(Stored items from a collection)
★ ★ ★

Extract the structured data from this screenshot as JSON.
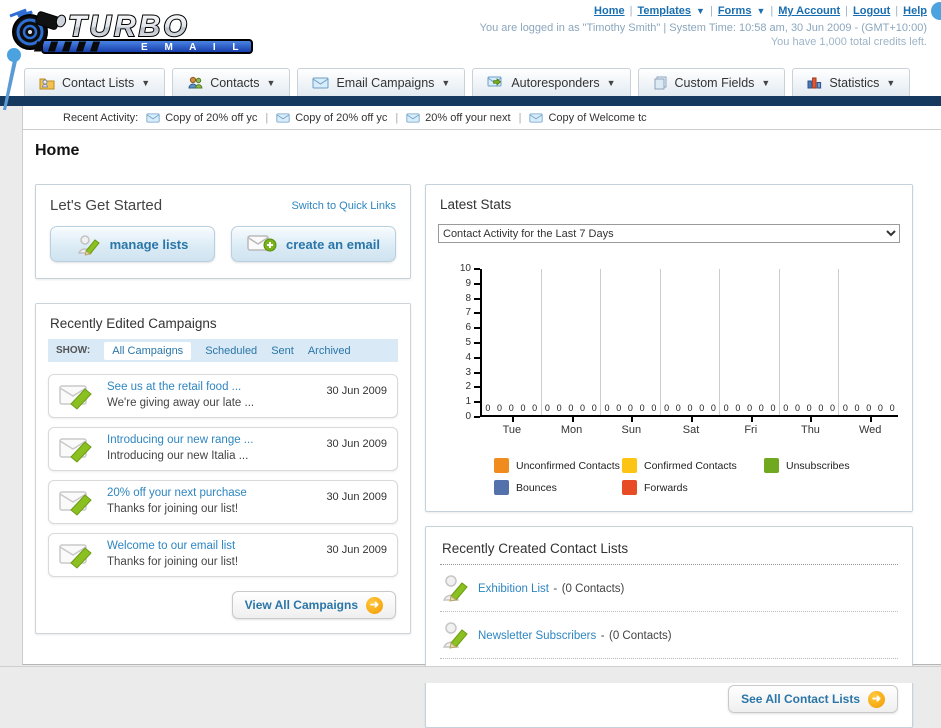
{
  "header": {
    "logo": {
      "title": "TURBO",
      "subtitle": "E M A I L"
    },
    "links": [
      "Home",
      "Templates",
      "Forms",
      "My Account",
      "Logout",
      "Help"
    ],
    "login_info": "You are logged in as \"Timothy Smith\" | System Time: 10:58 am, 30 Jun 2009 - (GMT+10:00)",
    "credits": "You have 1,000 total credits left."
  },
  "nav": {
    "tabs": [
      {
        "label": "Contact Lists"
      },
      {
        "label": "Contacts"
      },
      {
        "label": "Email Campaigns"
      },
      {
        "label": "Autoresponders"
      },
      {
        "label": "Custom Fields"
      },
      {
        "label": "Statistics"
      }
    ]
  },
  "recent_activity": {
    "label": "Recent Activity:",
    "items": [
      "Copy of 20% off yc",
      "Copy of 20% off yc",
      "20% off your next",
      "Copy of Welcome tc"
    ]
  },
  "page": {
    "title": "Home"
  },
  "get_started": {
    "title": "Let's Get Started",
    "switch_link": "Switch to Quick Links",
    "buttons": [
      {
        "label": "manage lists"
      },
      {
        "label": "create an email"
      }
    ]
  },
  "campaigns": {
    "title": "Recently Edited Campaigns",
    "show_label": "SHOW:",
    "filters": [
      "All Campaigns",
      "Scheduled",
      "Sent",
      "Archived"
    ],
    "active_filter": "All Campaigns",
    "items": [
      {
        "title": "See us at the retail food ...",
        "subtitle": "We're giving away our late ...",
        "date": "30 Jun 2009"
      },
      {
        "title": "Introducing our new range ...",
        "subtitle": "Introducing our new Italia ...",
        "date": "30 Jun 2009"
      },
      {
        "title": "20% off your next purchase",
        "subtitle": "Thanks for joining our list!",
        "date": "30 Jun 2009"
      },
      {
        "title": "Welcome to our email list",
        "subtitle": "Thanks for joining our list!",
        "date": "30 Jun 2009"
      }
    ],
    "view_all": "View All Campaigns"
  },
  "stats": {
    "title": "Latest Stats",
    "dropdown": "Contact Activity for the Last 7 Days"
  },
  "chart_data": {
    "type": "bar",
    "title": "Contact Activity for the Last 7 Days",
    "categories": [
      "Tue",
      "Mon",
      "Sun",
      "Sat",
      "Fri",
      "Thu",
      "Wed"
    ],
    "series": [
      {
        "name": "Unconfirmed Contacts",
        "color": "#f08c1e",
        "values": [
          0,
          0,
          0,
          0,
          0,
          0,
          0
        ]
      },
      {
        "name": "Confirmed Contacts",
        "color": "#fcc515",
        "values": [
          0,
          0,
          0,
          0,
          0,
          0,
          0
        ]
      },
      {
        "name": "Unsubscribes",
        "color": "#70a820",
        "values": [
          0,
          0,
          0,
          0,
          0,
          0,
          0
        ]
      },
      {
        "name": "Bounces",
        "color": "#5571ab",
        "values": [
          0,
          0,
          0,
          0,
          0,
          0,
          0
        ]
      },
      {
        "name": "Forwards",
        "color": "#e84c25",
        "values": [
          0,
          0,
          0,
          0,
          0,
          0,
          0
        ]
      }
    ],
    "ylim": [
      0,
      10
    ],
    "yticks": [
      0,
      1,
      2,
      3,
      4,
      5,
      6,
      7,
      8,
      9,
      10
    ],
    "grid": "vertical-group-separators",
    "legend_position": "bottom",
    "value_labels_shown": true
  },
  "contact_lists": {
    "title": "Recently Created Contact Lists",
    "items": [
      {
        "name": "Exhibition List",
        "sep": "-",
        "count": "(0 Contacts)"
      },
      {
        "name": "Newsletter Subscribers",
        "sep": "-",
        "count": "(0 Contacts)"
      }
    ],
    "see_all": "See All Contact Lists"
  }
}
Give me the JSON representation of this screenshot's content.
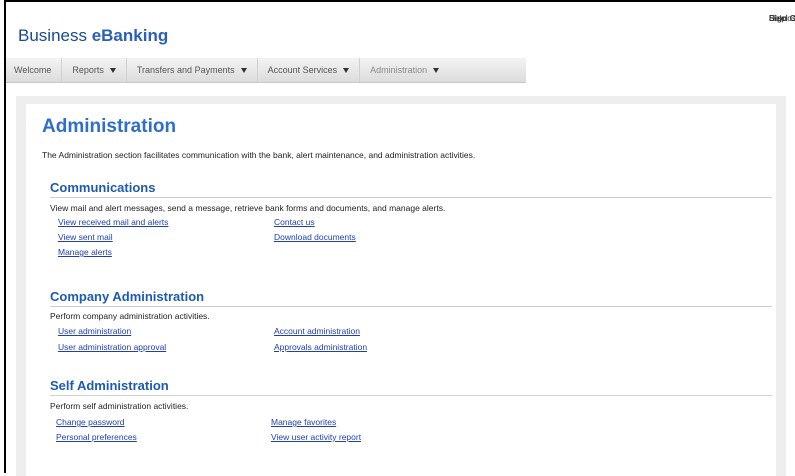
{
  "header": {
    "brand_regular": "Business ",
    "brand_bold": "eBanking",
    "util_links": {
      "disclosures": "Disclosures",
      "separator": "|",
      "help": "Help",
      "sign_off": "Sign Off"
    }
  },
  "nav": {
    "items": [
      {
        "label": "Welcome",
        "has_dropdown": false
      },
      {
        "label": "Reports",
        "has_dropdown": true
      },
      {
        "label": "Transfers and Payments",
        "has_dropdown": true
      },
      {
        "label": "Account Services",
        "has_dropdown": true
      },
      {
        "label": "Administration",
        "has_dropdown": true
      }
    ]
  },
  "main": {
    "title": "Administration",
    "intro": "The Administration section facilitates communication with the bank, alert maintenance, and administration activities.",
    "sections": [
      {
        "title": "Communications",
        "description": "View mail and alert messages, send a message, retrieve bank forms and documents, and manage alerts.",
        "links_left": [
          "View received mail and alerts",
          "View sent mail",
          "Manage alerts"
        ],
        "links_right": [
          "Contact us",
          "Download documents"
        ]
      },
      {
        "title": "Company Administration",
        "description": "Perform company administration activities.",
        "links_left": [
          "User administration",
          "User administration approval"
        ],
        "links_right": [
          "Account administration",
          "Approvals administration"
        ]
      },
      {
        "title": "Self Administration",
        "description": "Perform self administration activities.",
        "links_left": [
          "Change password",
          "Personal preferences"
        ],
        "links_right": [
          "Manage favorites",
          "View user activity report"
        ]
      }
    ]
  },
  "colors": {
    "title_blue": "#2f6fc7",
    "section_blue": "#1d5ab4",
    "link_blue": "#1f3fae",
    "panel_gray": "#eeeeee"
  },
  "icons": {
    "dropdown": "chevron-down-icon"
  }
}
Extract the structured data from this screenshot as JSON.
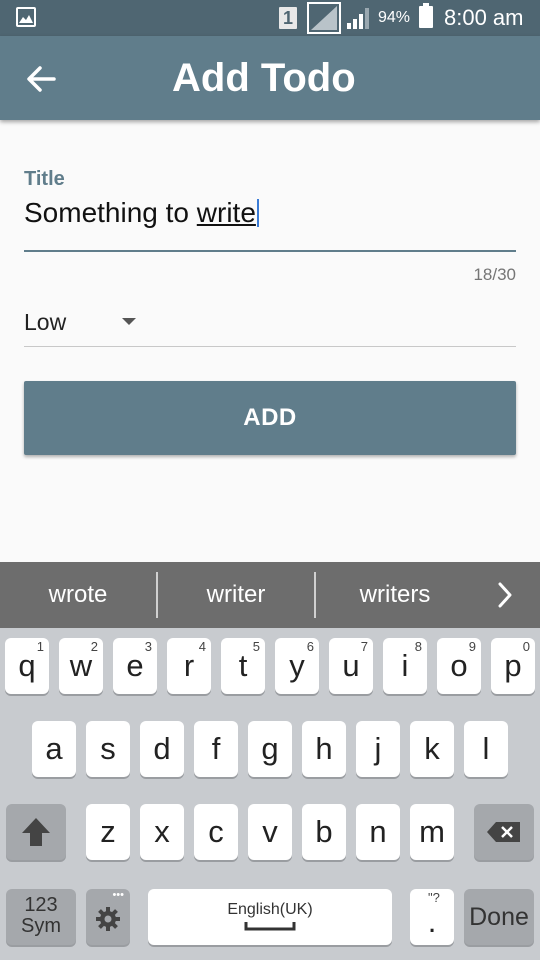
{
  "status_bar": {
    "sim_slot": "1",
    "battery_pct": "94%",
    "time": "8:00 am"
  },
  "app_bar": {
    "title": "Add Todo",
    "back_icon": "arrow-left-icon"
  },
  "form": {
    "title_field": {
      "label": "Title",
      "value_prefix": "Something to ",
      "value_composing": "write",
      "counter": "18/30"
    },
    "priority_select": {
      "value": "Low"
    },
    "add_button": "ADD"
  },
  "suggestions": [
    "wrote",
    "writer",
    "writers"
  ],
  "keyboard": {
    "row1": [
      {
        "c": "q",
        "n": "1"
      },
      {
        "c": "w",
        "n": "2"
      },
      {
        "c": "e",
        "n": "3"
      },
      {
        "c": "r",
        "n": "4"
      },
      {
        "c": "t",
        "n": "5"
      },
      {
        "c": "y",
        "n": "6"
      },
      {
        "c": "u",
        "n": "7"
      },
      {
        "c": "i",
        "n": "8"
      },
      {
        "c": "o",
        "n": "9"
      },
      {
        "c": "p",
        "n": "0"
      }
    ],
    "row2": [
      "a",
      "s",
      "d",
      "f",
      "g",
      "h",
      "j",
      "k",
      "l"
    ],
    "row3": [
      "z",
      "x",
      "c",
      "v",
      "b",
      "n",
      "m"
    ],
    "sym_label_1": "123",
    "sym_label_2": "Sym",
    "settings_dots": "•••",
    "space_label": "English(UK)",
    "period_sup": "\"?",
    "period": ".",
    "done_label": "Done"
  },
  "colors": {
    "primary": "#607d8b",
    "status_bar": "#4f6672",
    "accent_cursor": "#3a7bd5"
  }
}
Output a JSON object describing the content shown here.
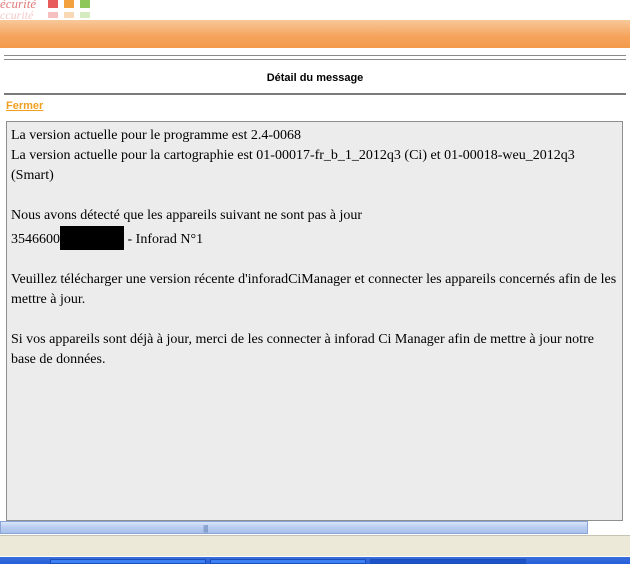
{
  "header": {
    "logo_text": "écurité",
    "logo_ghost_text": "ccurité"
  },
  "colors": {
    "logo_squares": [
      "#e85c5c",
      "#f3a13c",
      "#8fc75a"
    ],
    "banner": "#f6a35a",
    "link": "#f0a020"
  },
  "page": {
    "title": "Détail du message",
    "close_label": "Fermer"
  },
  "message": {
    "line1": "La version actuelle pour le programme est 2.4-0068",
    "line2": "La version actuelle pour la cartographie est 01-00017-fr_b_1_2012q3 (Ci) et 01-00018-weu_2012q3 (Smart)",
    "line3": "Nous avons détecté que les appareils suivant ne sont pas à jour",
    "device_prefix": "3546600",
    "device_suffix": " - Inforad N°1",
    "line4": "Veuillez télécharger une version récente d'inforadCiManager et connecter les appareils concernés afin de les mettre à jour.",
    "line5": "Si vos appareils sont déjà à jour, merci de les connecter à inforad Ci Manager afin de mettre à jour notre base de données."
  },
  "scrollbar": {
    "grip": "||||"
  }
}
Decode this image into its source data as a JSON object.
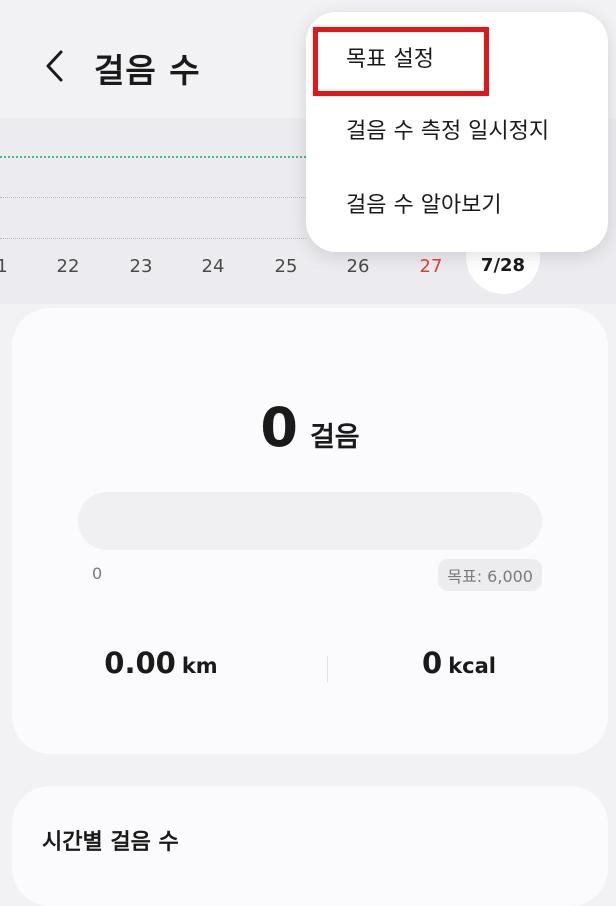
{
  "header": {
    "title": "걸음 수",
    "back_icon": "chevron-left-icon"
  },
  "chart": {
    "dates": [
      {
        "label": "1",
        "sunday": false
      },
      {
        "label": "22",
        "sunday": false
      },
      {
        "label": "23",
        "sunday": false
      },
      {
        "label": "24",
        "sunday": false
      },
      {
        "label": "25",
        "sunday": false
      },
      {
        "label": "26",
        "sunday": false
      },
      {
        "label": "27",
        "sunday": true
      }
    ],
    "selected_date": "7/28",
    "goal_line_color": "#46b886",
    "sunday_color": "#d9423a"
  },
  "summary": {
    "steps_value": "0",
    "steps_unit": "걸음",
    "progress": 0,
    "progress_min": "0",
    "goal_label": "목표: 6,000",
    "distance_value": "0.00",
    "distance_unit": "km",
    "calories_value": "0",
    "calories_unit": "kcal"
  },
  "hourly": {
    "title": "시간별 걸음 수"
  },
  "menu": {
    "items": [
      {
        "label": "목표 설정"
      },
      {
        "label": "걸음 수 측정 일시정지"
      },
      {
        "label": "걸음 수 알아보기"
      }
    ],
    "highlight_color": "#e61414"
  }
}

★ ★ ★

**EXERCISE DETAILS**
Retype exactly, and only, the lines from the one containing "Decode this image" through the end of the material, leaving aside every picture.

**CORRECT RESULT**
Decode this image into its source data as a JSON object.
{
  "header": {
    "title": "걸음 수",
    "back_icon": "chevron-left-icon"
  },
  "chart": {
    "dates": [
      {
        "label": "1",
        "sunday": false
      },
      {
        "label": "22",
        "sunday": false
      },
      {
        "label": "23",
        "sunday": false
      },
      {
        "label": "24",
        "sunday": false
      },
      {
        "label": "25",
        "sunday": false
      },
      {
        "label": "26",
        "sunday": false
      },
      {
        "label": "27",
        "sunday": true
      }
    ],
    "selected_date": "7/28",
    "goal_line_color": "#46b886",
    "sunday_color": "#d9423a"
  },
  "summary": {
    "steps_value": "0",
    "steps_unit": "걸음",
    "progress": 0,
    "progress_min": "0",
    "goal_label": "목표: 6,000",
    "distance_value": "0.00",
    "distance_unit": "km",
    "calories_value": "0",
    "calories_unit": "kcal"
  },
  "hourly": {
    "title": "시간별 걸음 수"
  },
  "menu": {
    "items": [
      {
        "label": "목표 설정"
      },
      {
        "label": "걸음 수 측정 일시정지"
      },
      {
        "label": "걸음 수 알아보기"
      }
    ],
    "highlight_color": "#e61414"
  }
}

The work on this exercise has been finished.